▽

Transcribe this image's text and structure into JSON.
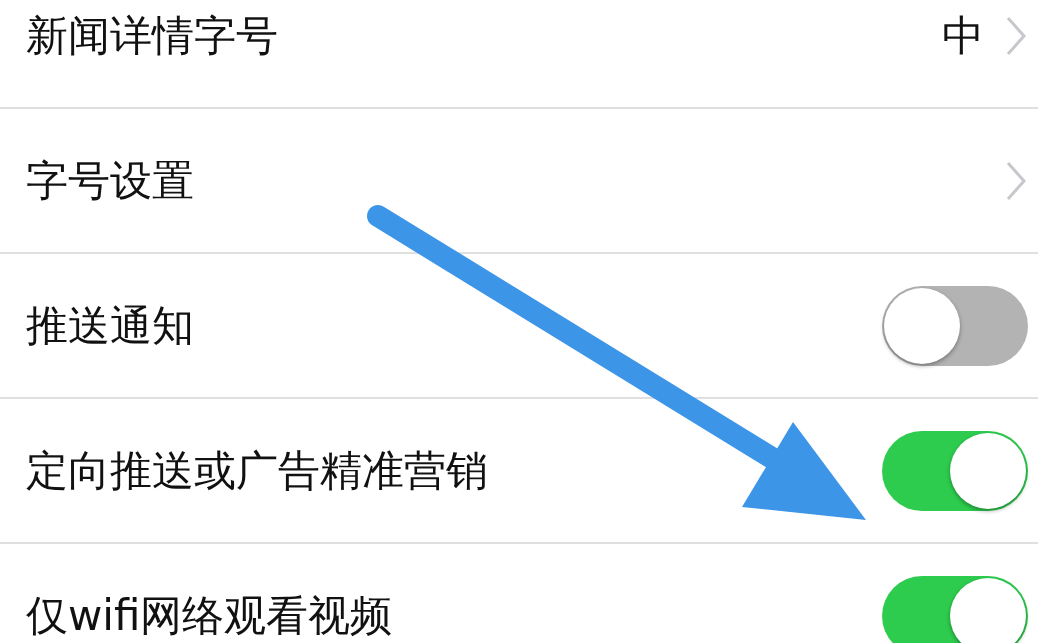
{
  "settings": [
    {
      "kind": "value",
      "label": "新闻详情字号",
      "value": "中"
    },
    {
      "kind": "link",
      "label": "字号设置"
    },
    {
      "kind": "toggle",
      "label": "推送通知",
      "on": false
    },
    {
      "kind": "toggle",
      "label": "定向推送或广告精准营销",
      "on": true
    },
    {
      "kind": "toggle",
      "label": "仅wifi网络观看视频",
      "on": true
    }
  ]
}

△

■ **Given instruction**
Transcribe the material as is, with images omitted.

■ **Reply**
Transcribe this image's text and structure into JSON.
{
  "settings": [
    {
      "kind": "value",
      "label": "新闻详情字号",
      "value": "中"
    },
    {
      "kind": "link",
      "label": "字号设置"
    },
    {
      "kind": "toggle",
      "label": "推送通知",
      "on": false
    },
    {
      "kind": "toggle",
      "label": "定向推送或广告精准营销",
      "on": true
    },
    {
      "kind": "toggle",
      "label": "仅wifi网络观看视频",
      "on": true
    }
  ]
}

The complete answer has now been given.